**Instructions for the task:** Give back every line exactly as it appears, pictures excluded.

**Data lines:**
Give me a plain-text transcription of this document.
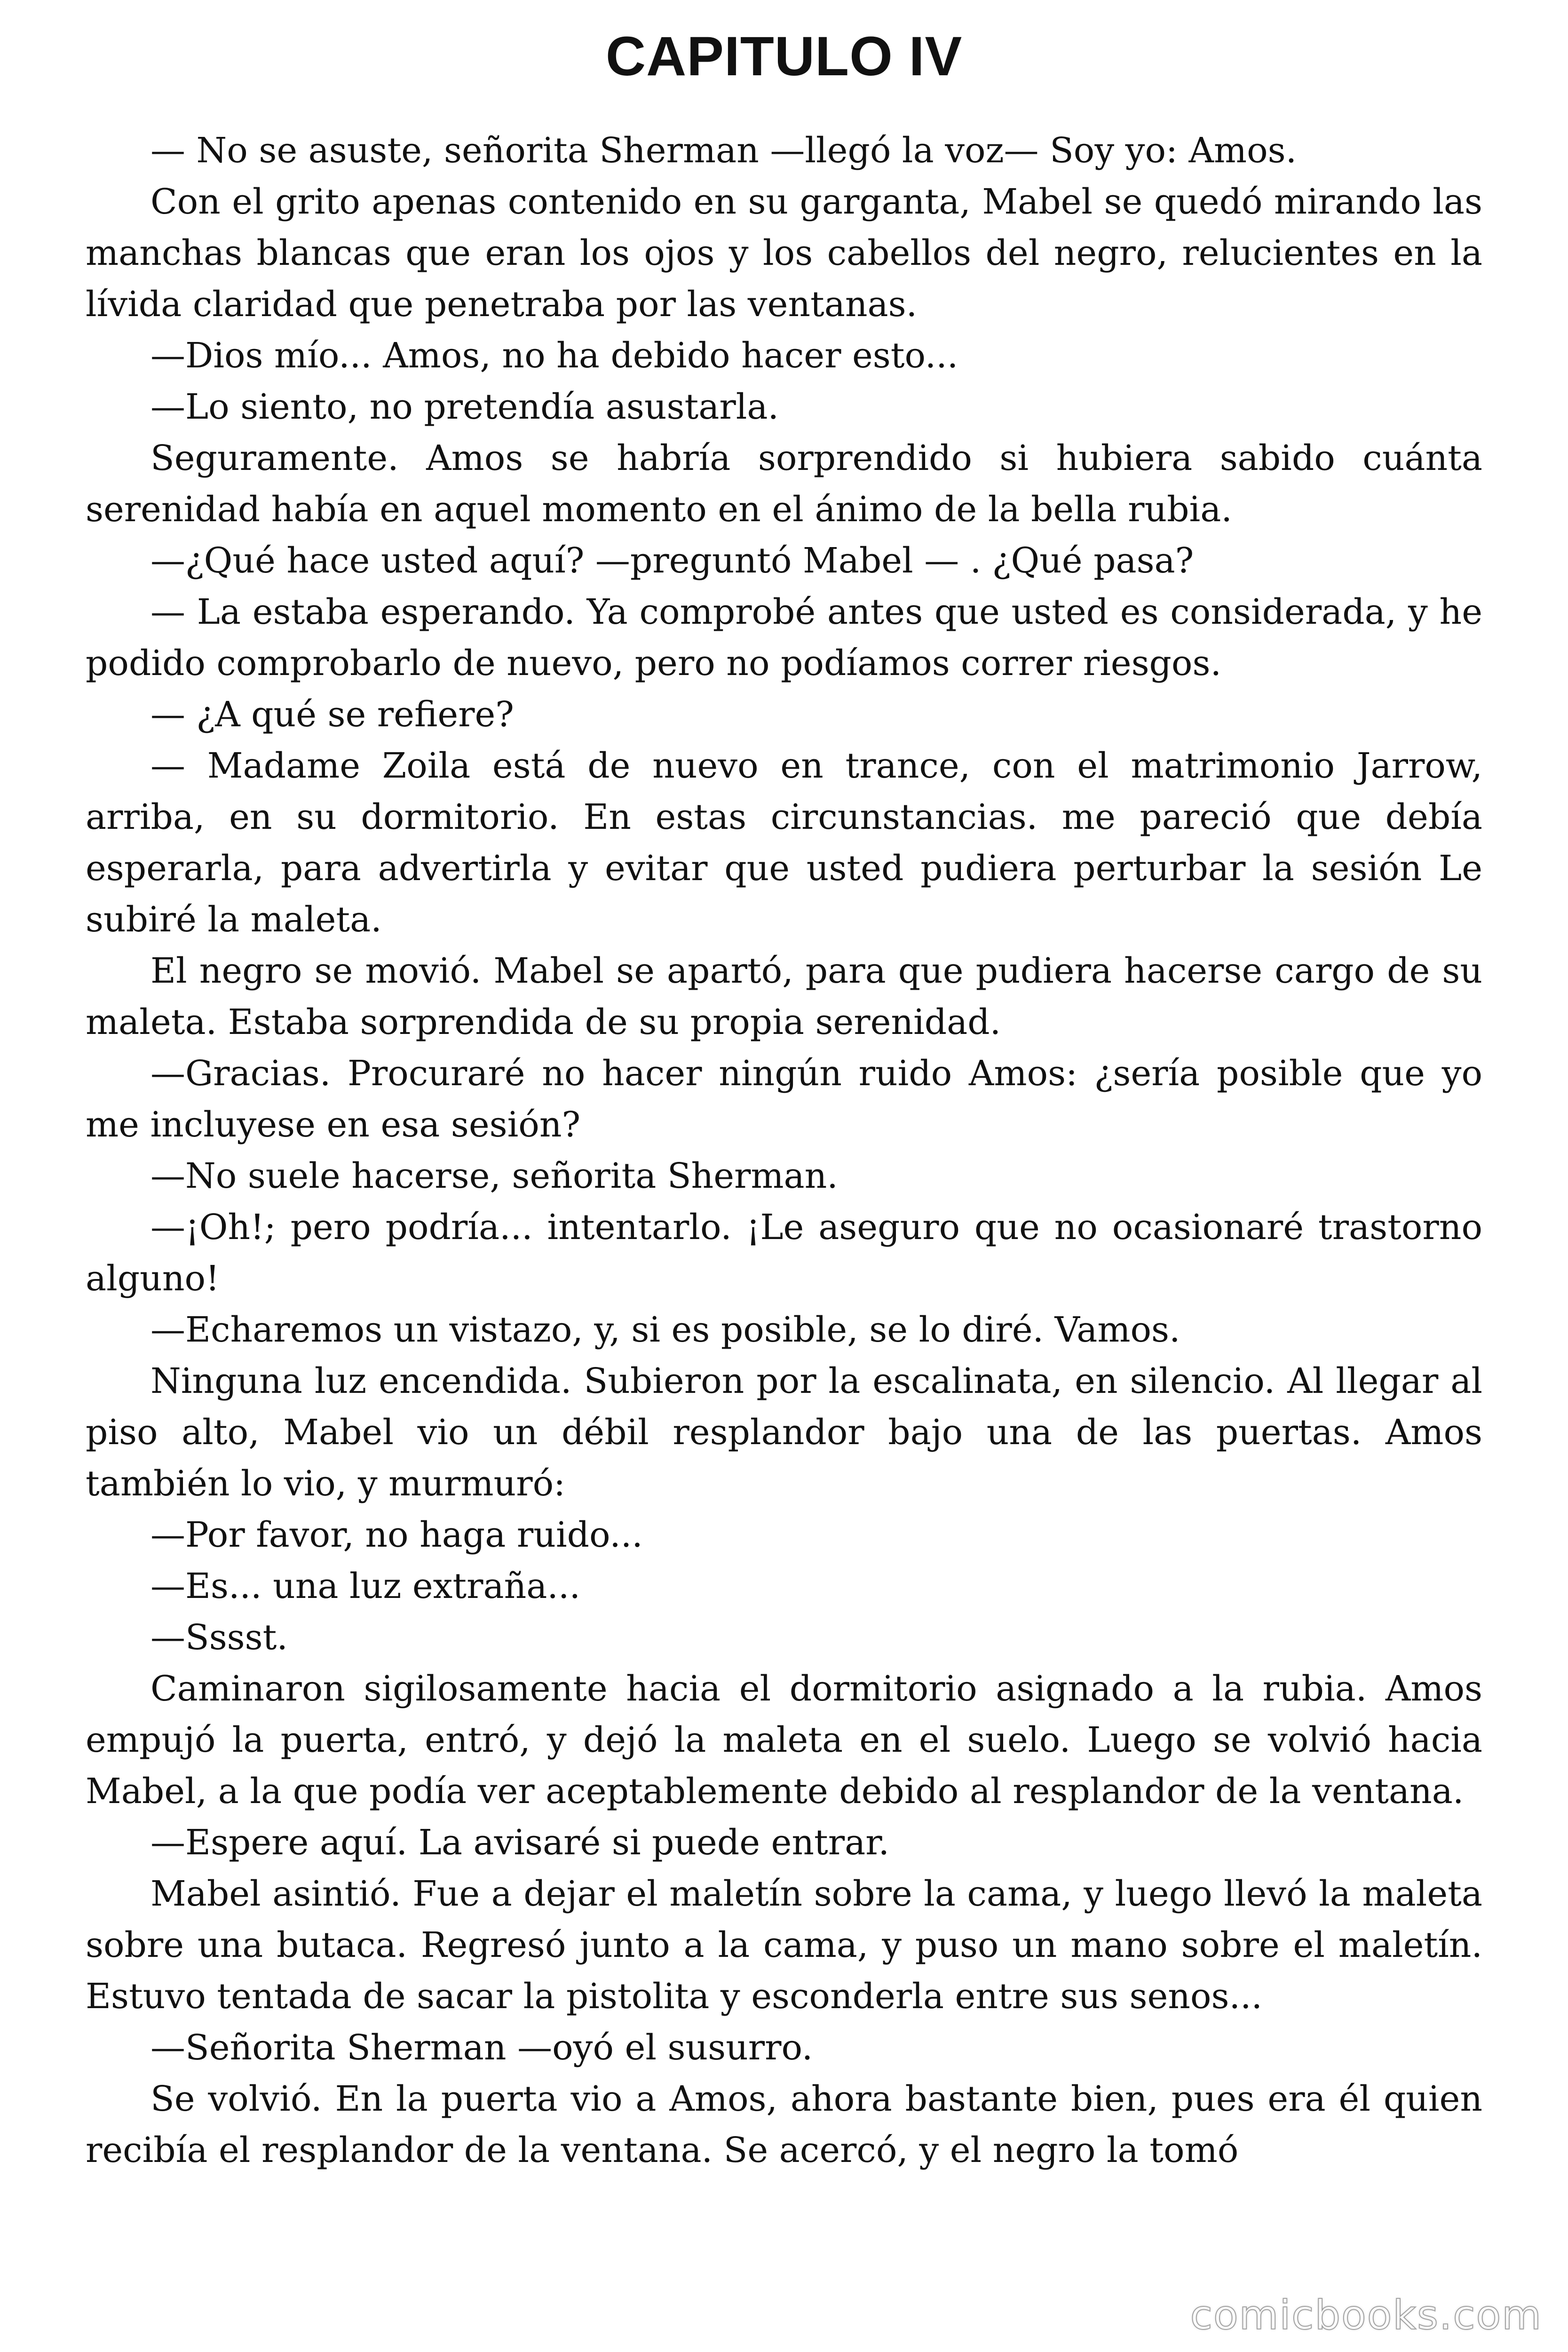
CAPITULO IV

— No se asuste, señorita Sherman —llegó la voz— Soy yo: Amos.

Con el grito apenas contenido en su garganta, Mabel se quedó mirando las manchas blancas que eran los ojos y los cabellos del negro, relucientes en la lívida claridad que penetraba por las ventanas.

—Dios mío... Amos, no ha debido hacer esto...

—Lo siento, no pretendía asustarla.

Seguramente. Amos se habría sorprendido si hubiera sabido cuánta serenidad había en aquel momento en el ánimo de la bella rubia.

—¿Qué hace usted aquí? —preguntó Mabel — . ¿Qué pasa?

— La estaba esperando. Ya comprobé antes que usted es considerada, y he podido comprobarlo de nuevo, pero no podíamos correr riesgos.

— ¿A qué se refiere?

— Madame Zoila está de nuevo en trance, con el matrimonio Jarrow, arriba, en su dormitorio. En estas circunstancias. me pareció que debía esperarla, para advertirla y evitar que usted pudiera perturbar la sesión Le subiré la maleta.

El negro se movió. Mabel se apartó, para que pudiera hacerse cargo de su maleta. Estaba sorprendida de su propia serenidad.

—Gracias. Procuraré no hacer ningún ruido Amos: ¿sería posible que yo me incluyese en esa sesión?

—No suele hacerse, señorita Sherman.

—¡Oh!; pero podría... intentarlo. ¡Le aseguro que no ocasionaré trastorno alguno!

—Echaremos un vistazo, y, si es posible, se lo diré. Vamos.

Ninguna luz encendida. Subieron por la escalinata, en silencio. Al llegar al piso alto, Mabel vio un débil resplandor bajo una de las puertas. Amos también lo vio, y murmuró:

—Por favor, no haga ruido...

—Es... una luz extraña...

—Sssst.

Caminaron sigilosamente hacia el dormitorio asignado a la rubia. Amos empujó la puerta, entró, y dejó la maleta en el suelo. Luego se volvió hacia Mabel, a la que podía ver aceptablemente debido al resplandor de la ventana.

—Espere aquí. La avisaré si puede entrar.

Mabel asintió. Fue a dejar el maletín sobre la cama, y luego llevó la maleta sobre una butaca. Regresó junto a la cama, y puso un mano sobre el maletín. Estuvo tentada de sacar la pistolita y esconderla entre sus senos...

—Señorita Sherman —oyó el susurro.

Se volvió. En la puerta vio a Amos, ahora bastante bien, pues era él quien recibía el resplandor de la ventana. Se acercó, y el negro la tomó

comicbooks.com
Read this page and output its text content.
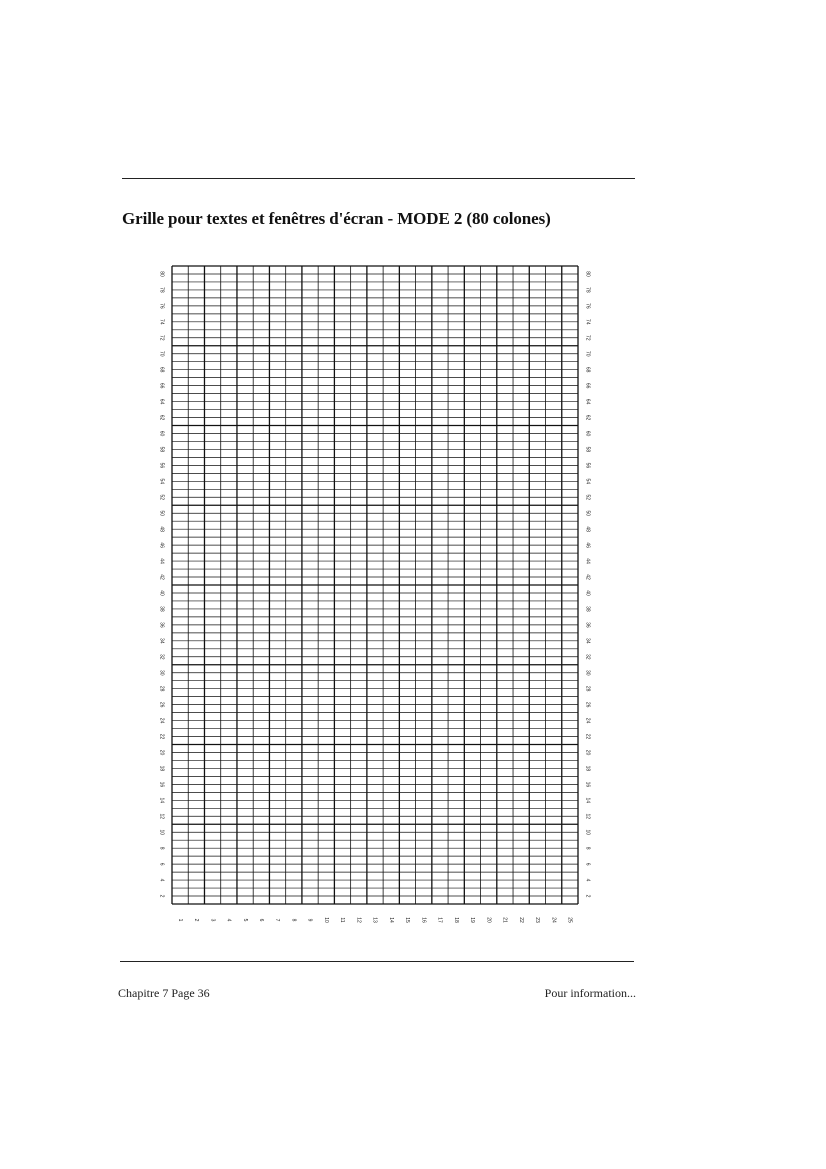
Grille pour textes et fenêtres d'écran - MODE 2 (80 colones)
2	2
4	4
6	6
8	8
10	10
12	12
14	14
16	16
18	18
20	20
22	22
24	24
26	26
28	28
30	30
32	32
34	34
36	36
38	38
40	40
42	42
44	44
46	46
48	48
50	50
52	52
54	54
56	56
58	58
60	60
62	62
64	64
66	66
68	68
70	70
72	72
74	74
76	76
78	78
80	80
1 2 3 4 5 6 7 8 9 10 11 12 13 14 15 16 17 18 19 20 21 22 23 24 25
Chapitre 7 Page 36	Pour information...
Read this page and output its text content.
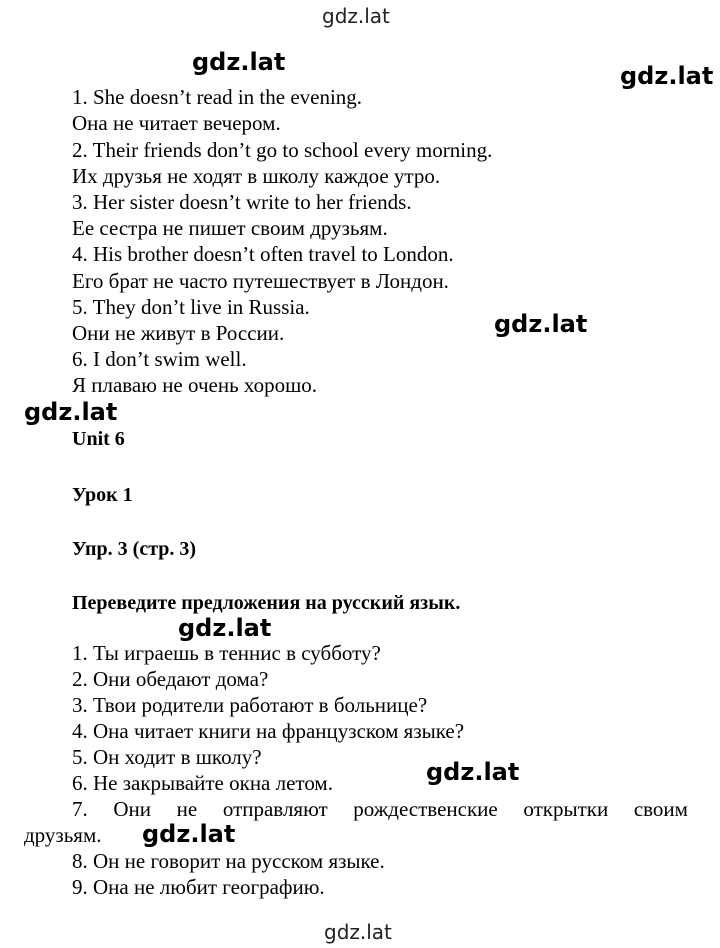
gdz.lat
gdz.lat	gdz.lat
gdz.lat
gdz.lat
gdz.lat
gdz.lat
gdz.lat
gdz.lat
1. She doesn’t read in the evening.
Она не читает вечером.
2. Their friends don’t go to school every morning.
Их друзья не ходят в школу каждое утро.
3. Her sister doesn’t write to her friends.
Ее сестра не пишет своим друзьям.
4. His brother doesn’t often travel to London.
Его брат не часто путешествует в Лондон.
5. They don’t live in Russia.
Они не живут в России.
6. I don’t swim well.
Я плаваю не очень хорошо.
Unit 6
Урок 1
Упр. 3 (стр. 3)
Переведите предложения на русский язык.
1. Ты играешь в теннис в субботу?
2. Они обедают дома?
3. Твои родители работают в больнице?
4. Она читает книги на французском языке?
5. Он ходит в школу?
6. Не закрывайте окна летом.
7. Они не отправляют рождественские открытки своим
друзьям.
8. Он не говорит на русском языке.
9. Она не любит географию.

**Solution to the exercise:**
Give me a plain-text transcription of this document.
CAPITULO IV

— No se asuste, señorita Sherman —llegó la voz— Soy yo: Amos.

Con el grito apenas contenido en su garganta, Mabel se quedó mirando las manchas blancas que eran los ojos y los cabellos del negro, relucientes en la lívida claridad que penetraba por las ventanas.

—Dios mío... Amos, no ha debido hacer esto...

—Lo siento, no pretendía asustarla.

Seguramente. Amos se habría sorprendido si hubiera sabido cuánta serenidad había en aquel momento en el ánimo de la bella rubia.

—¿Qué hace usted aquí? —preguntó Mabel — . ¿Qué pasa?

— La estaba esperando. Ya comprobé antes que usted es considerada, y he podido comprobarlo de nuevo, pero no podíamos correr riesgos.

— ¿A qué se refiere?

— Madame Zoila está de nuevo en trance, con el matrimonio Jarrow, arriba, en su dormitorio. En estas circunstancias. me pareció que debía esperarla, para advertirla y evitar que usted pudiera perturbar la sesión Le subiré la maleta.

El negro se movió. Mabel se apartó, para que pudiera hacerse cargo de su maleta. Estaba sorprendida de su propia serenidad.

—Gracias. Procuraré no hacer ningún ruido Amos: ¿sería posible que yo me incluyese en esa sesión?

—No suele hacerse, señorita Sherman.

—¡Oh!; pero podría... intentarlo. ¡Le aseguro que no ocasionaré trastorno alguno!

—Echaremos un vistazo, y, si es posible, se lo diré. Vamos.

Ninguna luz encendida. Subieron por la escalinata, en silencio. Al llegar al piso alto, Mabel vio un débil resplandor bajo una de las puertas. Amos también lo vio, y murmuró:

—Por favor, no haga ruido...

—Es... una luz extraña...

—Sssst.

Caminaron sigilosamente hacia el dormitorio asignado a la rubia. Amos empujó la puerta, entró, y dejó la maleta en el suelo. Luego se volvió hacia Mabel, a la que podía ver aceptablemente debido al resplandor de la ventana.

—Espere aquí. La avisaré si puede entrar.

Mabel asintió. Fue a dejar el maletín sobre la cama, y luego llevó la maleta sobre una butaca. Regresó junto a la cama, y puso un mano sobre el maletín. Estuvo tentada de sacar la pistolita y esconderla entre sus senos...

—Señorita Sherman —oyó el susurro.

Se volvió. En la puerta vio a Amos, ahora bastante bien, pues era él quien recibía el resplandor de la ventana. Se acercó, y el negro la tomó

comicbooks.com
Read this page and output its text content.
Grille pour textes et fenêtres d'écran - MODE 2 (80 colones)
2	2
4	4
6	6
8	8
10	10
12	12
14	14
16	16
18	18
20	20
22	22
24	24
26	26
28	28
30	30
32	32
34	34
36	36
38	38
40	40
42	42
44	44
46	46
48	48
50	50
52	52
54	54
56	56
58	58
60	60
62	62
64	64
66	66
68	68
70	70
72	72
74	74
76	76
78	78
80	80
1 2 3 4 5 6 7 8 9 10 11 12 13 14 15 16 17 18 19 20 21 22 23 24 25
Chapitre 7 Page 36	Pour information...
Read this page and output its text content.
gdz.lat
gdz.lat	gdz.lat
gdz.lat
gdz.lat
gdz.lat
gdz.lat
gdz.lat
gdz.lat
1. She doesn’t read in the evening.
Она не читает вечером.
2. Their friends don’t go to school every morning.
Их друзья не ходят в школу каждое утро.
3. Her sister doesn’t write to her friends.
Ее сестра не пишет своим друзьям.
4. His brother doesn’t often travel to London.
Его брат не часто путешествует в Лондон.
5. They don’t live in Russia.
Они не живут в России.
6. I don’t swim well.
Я плаваю не очень хорошо.
Unit 6
Урок 1
Упр. 3 (стр. 3)
Переведите предложения на русский язык.
1. Ты играешь в теннис в субботу?
2. Они обедают дома?
3. Твои родители работают в больнице?
4. Она читает книги на французском языке?
5. Он ходит в школу?
6. Не закрывайте окна летом.
7. Они не отправляют рождественские открытки своим
друзьям.
8. Он не говорит на русском языке.
9. Она не любит географию.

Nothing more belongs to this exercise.